=== WHAT IS ASKED ===
Reproduce all the entries exactly and keep the pictures out.

=== RECORDS TO PROCESS ===
===============
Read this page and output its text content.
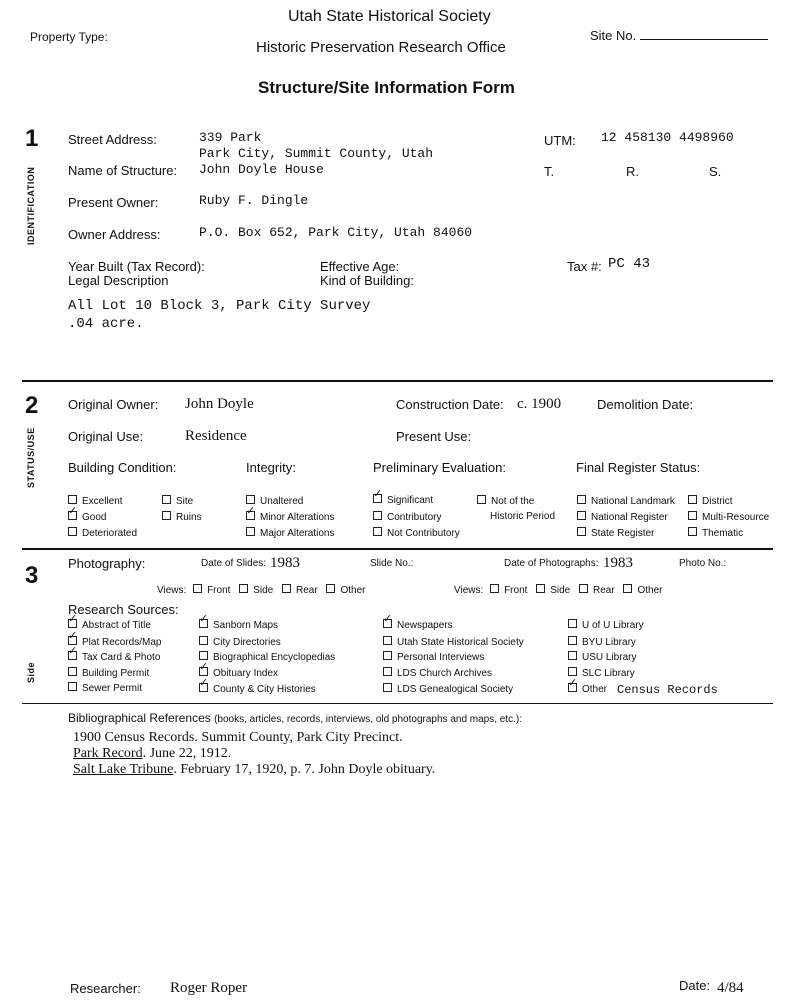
Utah State Historical Society
Property Type:	Site No.
Historic Preservation Research Office
Structure/Site Information Form
1
IDENTIFICATION
Street Address:	339 Park
Park City, Summit County, Utah
UTM: 12 458130 4498960
Name of Structure: John Doyle House	T.	R.	S.
Present Owner:	Ruby F. Dingle
Owner Address:	P.O. Box 652, Park City, Utah 84060
Year Built (Tax Record):	Effective Age:	Tax #: PC 43
Legal Description	Kind of Building:
All Lot 10 Block 3, Park City Survey
.04 acre.
2
STATUS/USE
Original Owner: John Doyle	Construction Date: c. 1900	Demolition Date:
Original Use:	Residence	Present Use:
Building Condition:	Integrity:	Preliminary Evaluation:	Final Register Status:
Excellent	Site
✓Good	Ruins
Deteriorated
Unaltered
✓Minor Alterations
Major Alterations
✓Significant
Contributory
Not Contributory
Not of the
Historic Period
National Landmark
National Register
State Register
District
Multi-Resource
Thematic
3
Side
Photography:	Date of Slides: 1983	Slide No.:	Date of Photographs: 1983	Photo No.:
Views: Front Side Rear Other	Views: Front Side Rear Other
Research Sources:
✓Abstract of Title
✓Plat Records/Map
✓Tax Card & Photo
Building Permit
Sewer Permit
✓Sanborn Maps
City Directories
Biographical Encyclopedias
✓Obituary Index
✓County & City Histories
✓Newspapers
Utah State Historical Society
Personal Interviews
LDS Church Archives
LDS Genealogical Society
U of U Library
BYU Library
USU Library
SLC Library
✓Other Census Records
Bibliographical References (books, articles, records, interviews, old photographs and maps, etc.):
1900 Census Records. Summit County, Park City Precinct.
Park Record. June 22, 1912.
Salt Lake Tribune. February 17, 1920, p. 7. John Doyle obituary.
Researcher: Roger Roper	Date: 4/84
===============
=== FULL SOLUTION ===
Read this page and output its text content.
Utah State Historical Society
Property Type:	Site No.
Historic Preservation Research Office
Structure/Site Information Form
1
IDENTIFICATION
Street Address:	339 Park
Park City, Summit County, Utah
UTM: 12 458130 4498960
Name of Structure: John Doyle House	T.	R.	S.
Present Owner:	Ruby F. Dingle
Owner Address:	P.O. Box 652, Park City, Utah 84060
Year Built (Tax Record):	Effective Age:	Tax #: PC 43
Legal Description	Kind of Building:
All Lot 10 Block 3, Park City Survey
.04 acre.
2
STATUS/USE
Original Owner: John Doyle	Construction Date: c. 1900	Demolition Date:
Original Use:	Residence	Present Use:
Building Condition:	Integrity:	Preliminary Evaluation:	Final Register Status:
Excellent	Site
✓Good	Ruins
Deteriorated
Unaltered
✓Minor Alterations
Major Alterations
✓Significant
Contributory
Not Contributory
Not of the
Historic Period
National Landmark
National Register
State Register
District
Multi-Resource
Thematic
3
Side
Photography:	Date of Slides: 1983	Slide No.:	Date of Photographs: 1983	Photo No.:
Views: Front Side Rear Other	Views: Front Side Rear Other
Research Sources:
✓Abstract of Title
✓Plat Records/Map
✓Tax Card & Photo
Building Permit
Sewer Permit
✓Sanborn Maps
City Directories
Biographical Encyclopedias
✓Obituary Index
✓County & City Histories
✓Newspapers
Utah State Historical Society
Personal Interviews
LDS Church Archives
LDS Genealogical Society
U of U Library
BYU Library
USU Library
SLC Library
✓Other Census Records
Bibliographical References (books, articles, records, interviews, old photographs and maps, etc.):
1900 Census Records. Summit County, Park City Precinct.
Park Record. June 22, 1912.
Salt Lake Tribune. February 17, 1920, p. 7. John Doyle obituary.
Researcher: Roger Roper	Date: 4/84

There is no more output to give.